What the task asks: Whenever a line contains the string "this", copy it out of the entries.

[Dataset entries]
....
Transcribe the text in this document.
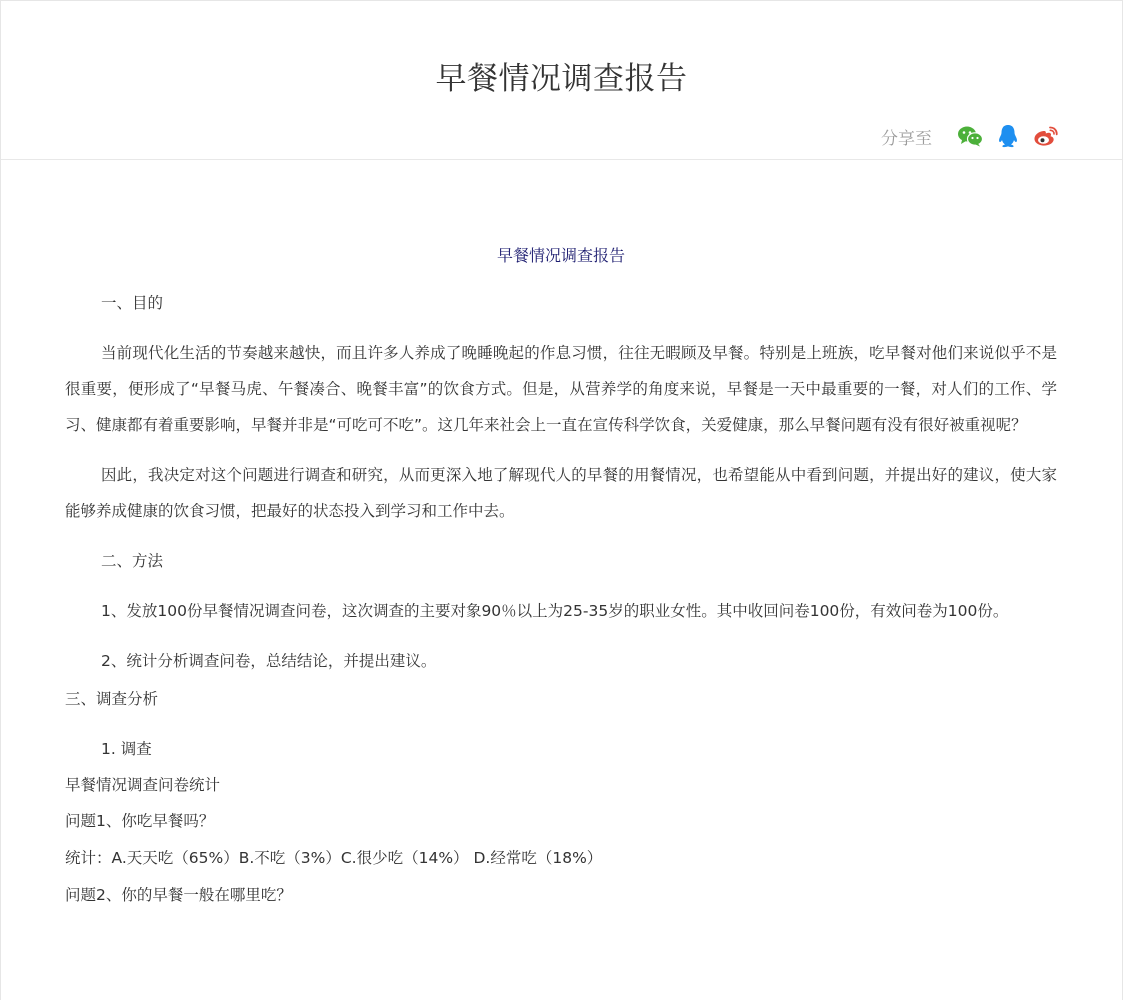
早餐情况调查报告
分享至
早餐情况调查报告

一、目的

当前现代化生活的节奏越来越快，而且许多人养成了晚睡晚起的作息习惯，往往无暇顾及早餐。特别是上班族，吃早餐对他们来说似乎不是很重要，便形成了“早餐马虎、午餐凑合、晚餐丰富”的饮食方式。但是，从营养学的角度来说，早餐是一天中最重要的一餐，对人们的工作、学习、健康都有着重要影响，早餐并非是“可吃可不吃”。这几年来社会上一直在宣传科学饮食，关爱健康，那么早餐问题有没有很好被重视呢？

因此，我决定对这个问题进行调查和研究，从而更深入地了解现代人的早餐的用餐情况，也希望能从中看到问题，并提出好的建议，使大家能够养成健康的饮食习惯，把最好的状态投入到学习和工作中去。

二、方法

1、发放100份早餐情况调查问卷，这次调查的主要对象90％以上为25-35岁的职业女性。其中收回问卷100份，有效问卷为100份。

2、统计分析调查问卷，总结结论，并提出建议。

三、调查分析

1. 调查

早餐情况调查问卷统计

问题1、你吃早餐吗？

统计：A.天天吃（65%）B.不吃（3%）C.很少吃（14%） D.经常吃（18%）

问题2、你的早餐一般在哪里吃？
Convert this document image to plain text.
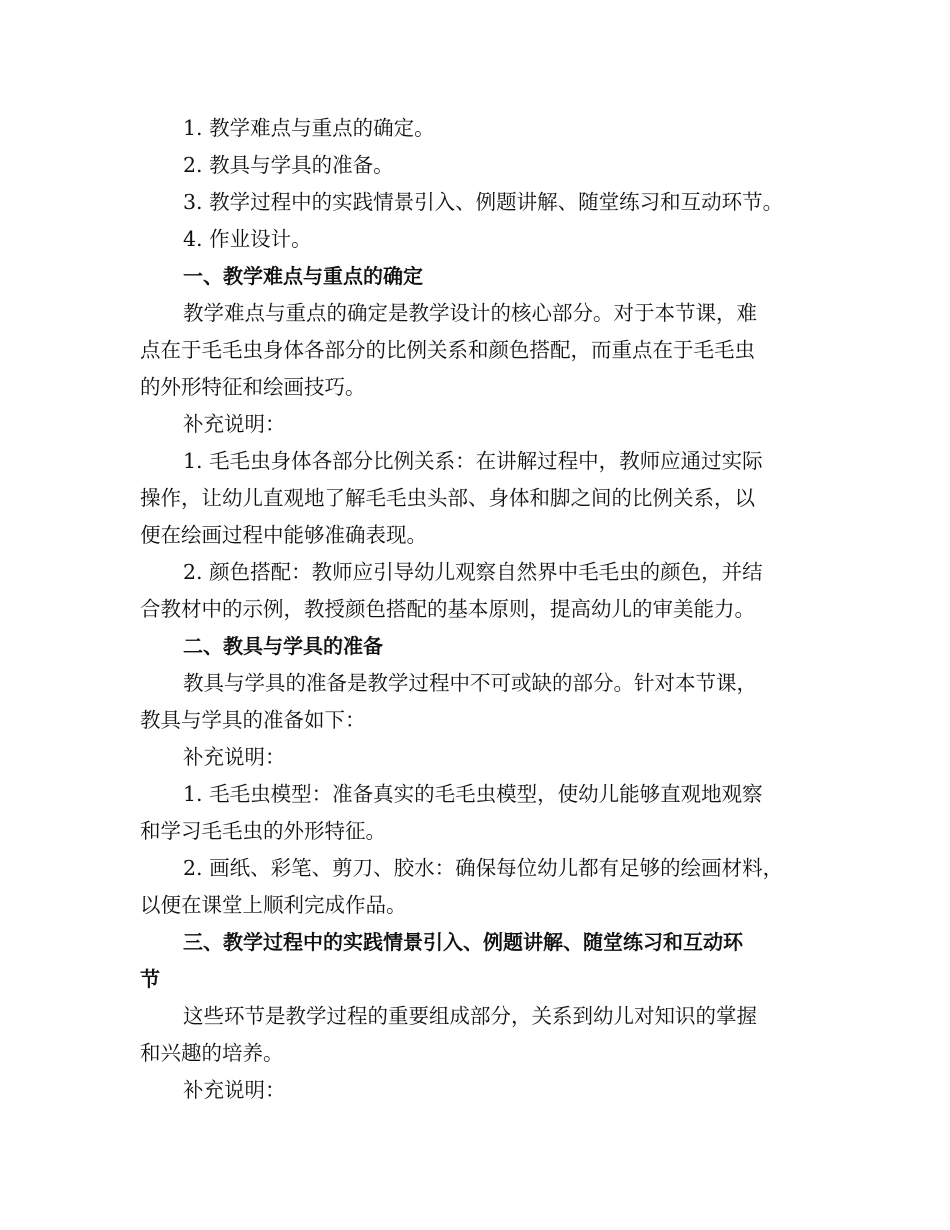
1. 教学难点与重点的确定。
2. 教具与学具的准备。
3. 教学过程中的实践情景引入、例题讲解、随堂练习和互动环节。
4. 作业设计。
一、教学难点与重点的确定
教学难点与重点的确定是教学设计的核心部分。对于本节课，难
点在于毛毛虫身体各部分的比例关系和颜色搭配，而重点在于毛毛虫
的外形特征和绘画技巧。
补充说明：
1. 毛毛虫身体各部分比例关系：在讲解过程中，教师应通过实际
操作，让幼儿直观地了解毛毛虫头部、身体和脚之间的比例关系，以
便在绘画过程中能够准确表现。
2. 颜色搭配：教师应引导幼儿观察自然界中毛毛虫的颜色，并结
合教材中的示例，教授颜色搭配的基本原则，提高幼儿的审美能力。
二、教具与学具的准备
教具与学具的准备是教学过程中不可或缺的部分。针对本节课，
教具与学具的准备如下：
补充说明：
1. 毛毛虫模型：准备真实的毛毛虫模型，使幼儿能够直观地观察
和学习毛毛虫的外形特征。
2. 画纸、彩笔、剪刀、胶水：确保每位幼儿都有足够的绘画材料，
以便在课堂上顺利完成作品。
三、教学过程中的实践情景引入、例题讲解、随堂练习和互动环
节
这些环节是教学过程的重要组成部分，关系到幼儿对知识的掌握
和兴趣的培养。
补充说明：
....
Exercise response:
Transcribe the text in this document.
Convert this document image to plain text.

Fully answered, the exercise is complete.